Raw records:
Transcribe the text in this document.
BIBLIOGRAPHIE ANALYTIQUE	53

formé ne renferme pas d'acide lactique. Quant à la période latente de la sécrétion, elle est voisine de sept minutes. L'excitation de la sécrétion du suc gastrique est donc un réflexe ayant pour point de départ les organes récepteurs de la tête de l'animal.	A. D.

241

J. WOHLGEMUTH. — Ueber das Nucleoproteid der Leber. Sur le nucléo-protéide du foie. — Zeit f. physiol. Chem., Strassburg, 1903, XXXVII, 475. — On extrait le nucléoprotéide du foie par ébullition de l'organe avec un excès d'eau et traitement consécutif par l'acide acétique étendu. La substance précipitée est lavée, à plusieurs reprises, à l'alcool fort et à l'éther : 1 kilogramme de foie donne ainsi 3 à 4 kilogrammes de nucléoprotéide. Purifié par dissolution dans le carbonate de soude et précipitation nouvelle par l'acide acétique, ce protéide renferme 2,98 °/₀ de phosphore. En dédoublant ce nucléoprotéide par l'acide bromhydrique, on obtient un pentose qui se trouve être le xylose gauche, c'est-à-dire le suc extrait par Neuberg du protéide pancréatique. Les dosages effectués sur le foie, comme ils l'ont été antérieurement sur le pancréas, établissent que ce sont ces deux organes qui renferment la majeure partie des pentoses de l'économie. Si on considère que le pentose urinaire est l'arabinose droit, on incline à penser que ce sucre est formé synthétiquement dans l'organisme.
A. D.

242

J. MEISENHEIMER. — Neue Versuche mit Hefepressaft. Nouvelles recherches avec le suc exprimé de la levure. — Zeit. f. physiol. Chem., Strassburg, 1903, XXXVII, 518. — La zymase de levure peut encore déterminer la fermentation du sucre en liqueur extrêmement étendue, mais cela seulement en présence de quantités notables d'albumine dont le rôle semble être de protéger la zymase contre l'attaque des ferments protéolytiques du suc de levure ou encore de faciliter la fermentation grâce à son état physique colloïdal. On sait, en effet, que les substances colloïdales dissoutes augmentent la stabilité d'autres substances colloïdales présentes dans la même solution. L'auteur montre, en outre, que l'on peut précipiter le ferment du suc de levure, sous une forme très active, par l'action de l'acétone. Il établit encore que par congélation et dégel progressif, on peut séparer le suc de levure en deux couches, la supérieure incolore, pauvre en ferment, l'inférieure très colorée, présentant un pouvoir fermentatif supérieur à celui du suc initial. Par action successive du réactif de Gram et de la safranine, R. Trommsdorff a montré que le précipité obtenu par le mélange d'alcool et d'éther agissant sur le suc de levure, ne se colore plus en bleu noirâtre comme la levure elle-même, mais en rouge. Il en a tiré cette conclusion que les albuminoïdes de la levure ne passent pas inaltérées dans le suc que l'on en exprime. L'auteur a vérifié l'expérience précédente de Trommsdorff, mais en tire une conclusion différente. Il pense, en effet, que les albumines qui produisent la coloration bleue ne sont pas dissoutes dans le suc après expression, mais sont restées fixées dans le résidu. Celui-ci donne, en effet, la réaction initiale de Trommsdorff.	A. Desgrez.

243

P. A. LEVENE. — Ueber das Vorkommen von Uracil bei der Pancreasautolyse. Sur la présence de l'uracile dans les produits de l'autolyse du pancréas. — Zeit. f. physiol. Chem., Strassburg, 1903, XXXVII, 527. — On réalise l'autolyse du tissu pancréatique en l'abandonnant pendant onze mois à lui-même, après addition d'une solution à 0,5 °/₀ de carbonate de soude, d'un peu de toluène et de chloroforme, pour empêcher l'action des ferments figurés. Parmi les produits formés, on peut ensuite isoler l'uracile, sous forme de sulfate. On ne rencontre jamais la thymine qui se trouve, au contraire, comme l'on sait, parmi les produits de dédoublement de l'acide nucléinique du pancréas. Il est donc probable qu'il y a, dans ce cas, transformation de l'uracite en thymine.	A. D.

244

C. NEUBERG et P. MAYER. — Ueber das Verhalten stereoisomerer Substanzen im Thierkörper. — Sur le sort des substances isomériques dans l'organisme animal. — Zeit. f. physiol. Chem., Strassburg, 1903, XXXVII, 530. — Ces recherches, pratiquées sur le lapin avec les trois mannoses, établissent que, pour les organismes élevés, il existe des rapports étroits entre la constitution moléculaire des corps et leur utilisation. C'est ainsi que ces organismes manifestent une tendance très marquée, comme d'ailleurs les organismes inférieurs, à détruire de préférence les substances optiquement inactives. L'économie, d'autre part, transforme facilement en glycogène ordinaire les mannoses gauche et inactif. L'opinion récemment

> **Exercise description**
Please output the entries above, every line exactly as it reads.

> **Written response**
Transcribe the text in this document.
BIBLIOGRAPHIE ANALYTIQUE	53

formé ne renferme pas d'acide lactique. Quant à la période latente de la sécrétion, elle est voisine de sept minutes. L'excitation de la sécrétion du suc gastrique est donc un réflexe ayant pour point de départ les organes récepteurs de la tête de l'animal.	A. D.

241

J. WOHLGEMUTH. — Ueber das Nucleoproteid der Leber. Sur le nucléo-protéide du foie. — Zeit f. physiol. Chem., Strassburg, 1903, XXXVII, 475. — On extrait le nucléoprotéide du foie par ébullition de l'organe avec un excès d'eau et traitement consécutif par l'acide acétique étendu. La substance précipitée est lavée, à plusieurs reprises, à l'alcool fort et à l'éther : 1 kilogramme de foie donne ainsi 3 à 4 kilogrammes de nucléoprotéide. Purifié par dissolution dans le carbonate de soude et précipitation nouvelle par l'acide acétique, ce protéide renferme 2,98 °/₀ de phosphore. En dédoublant ce nucléoprotéide par l'acide bromhydrique, on obtient un pentose qui se trouve être le xylose gauche, c'est-à-dire le suc extrait par Neuberg du protéide pancréatique. Les dosages effectués sur le foie, comme ils l'ont été antérieurement sur le pancréas, établissent que ce sont ces deux organes qui renferment la majeure partie des pentoses de l'économie. Si on considère que le pentose urinaire est l'arabinose droit, on incline à penser que ce sucre est formé synthétiquement dans l'organisme.
A. D.

242

J. MEISENHEIMER. — Neue Versuche mit Hefepressaft. Nouvelles recherches avec le suc exprimé de la levure. — Zeit. f. physiol. Chem., Strassburg, 1903, XXXVII, 518. — La zymase de levure peut encore déterminer la fermentation du sucre en liqueur extrêmement étendue, mais cela seulement en présence de quantités notables d'albumine dont le rôle semble être de protéger la zymase contre l'attaque des ferments protéolytiques du suc de levure ou encore de faciliter la fermentation grâce à son état physique colloïdal. On sait, en effet, que les substances colloïdales dissoutes augmentent la stabilité d'autres substances colloïdales présentes dans la même solution. L'auteur montre, en outre, que l'on peut précipiter le ferment du suc de levure, sous une forme très active, par l'action de l'acétone. Il établit encore que par congélation et dégel progressif, on peut séparer le suc de levure en deux couches, la supérieure incolore, pauvre en ferment, l'inférieure très colorée, présentant un pouvoir fermentatif supérieur à celui du suc initial. Par action successive du réactif de Gram et de la safranine, R. Trommsdorff a montré que le précipité obtenu par le mélange d'alcool et d'éther agissant sur le suc de levure, ne se colore plus en bleu noirâtre comme la levure elle-même, mais en rouge. Il en a tiré cette conclusion que les albuminoïdes de la levure ne passent pas inaltérées dans le suc que l'on en exprime. L'auteur a vérifié l'expérience précédente de Trommsdorff, mais en tire une conclusion différente. Il pense, en effet, que les albumines qui produisent la coloration bleue ne sont pas dissoutes dans le suc après expression, mais sont restées fixées dans le résidu. Celui-ci donne, en effet, la réaction initiale de Trommsdorff.	A. Desgrez.

243

P. A. LEVENE. — Ueber das Vorkommen von Uracil bei der Pancreasautolyse. Sur la présence de l'uracile dans les produits de l'autolyse du pancréas. — Zeit. f. physiol. Chem., Strassburg, 1903, XXXVII, 527. — On réalise l'autolyse du tissu pancréatique en l'abandonnant pendant onze mois à lui-même, après addition d'une solution à 0,5 °/₀ de carbonate de soude, d'un peu de toluène et de chloroforme, pour empêcher l'action des ferments figurés. Parmi les produits formés, on peut ensuite isoler l'uracile, sous forme de sulfate. On ne rencontre jamais la thymine qui se trouve, au contraire, comme l'on sait, parmi les produits de dédoublement de l'acide nucléinique du pancréas. Il est donc probable qu'il y a, dans ce cas, transformation de l'uracite en thymine.	A. D.

244

C. NEUBERG et P. MAYER. — Ueber das Verhalten stereoisomerer Substanzen im Thierkörper. — Sur le sort des substances isomériques dans l'organisme animal. — Zeit. f. physiol. Chem., Strassburg, 1903, XXXVII, 530. — Ces recherches, pratiquées sur le lapin avec les trois mannoses, établissent que, pour les organismes élevés, il existe des rapports étroits entre la constitution moléculaire des corps et leur utilisation. C'est ainsi que ces organismes manifestent une tendance très marquée, comme d'ailleurs les organismes inférieurs, à détruire de préférence les substances optiquement inactives. L'économie, d'autre part, transforme facilement en glycogène ordinaire les mannoses gauche et inactif. L'opinion récemment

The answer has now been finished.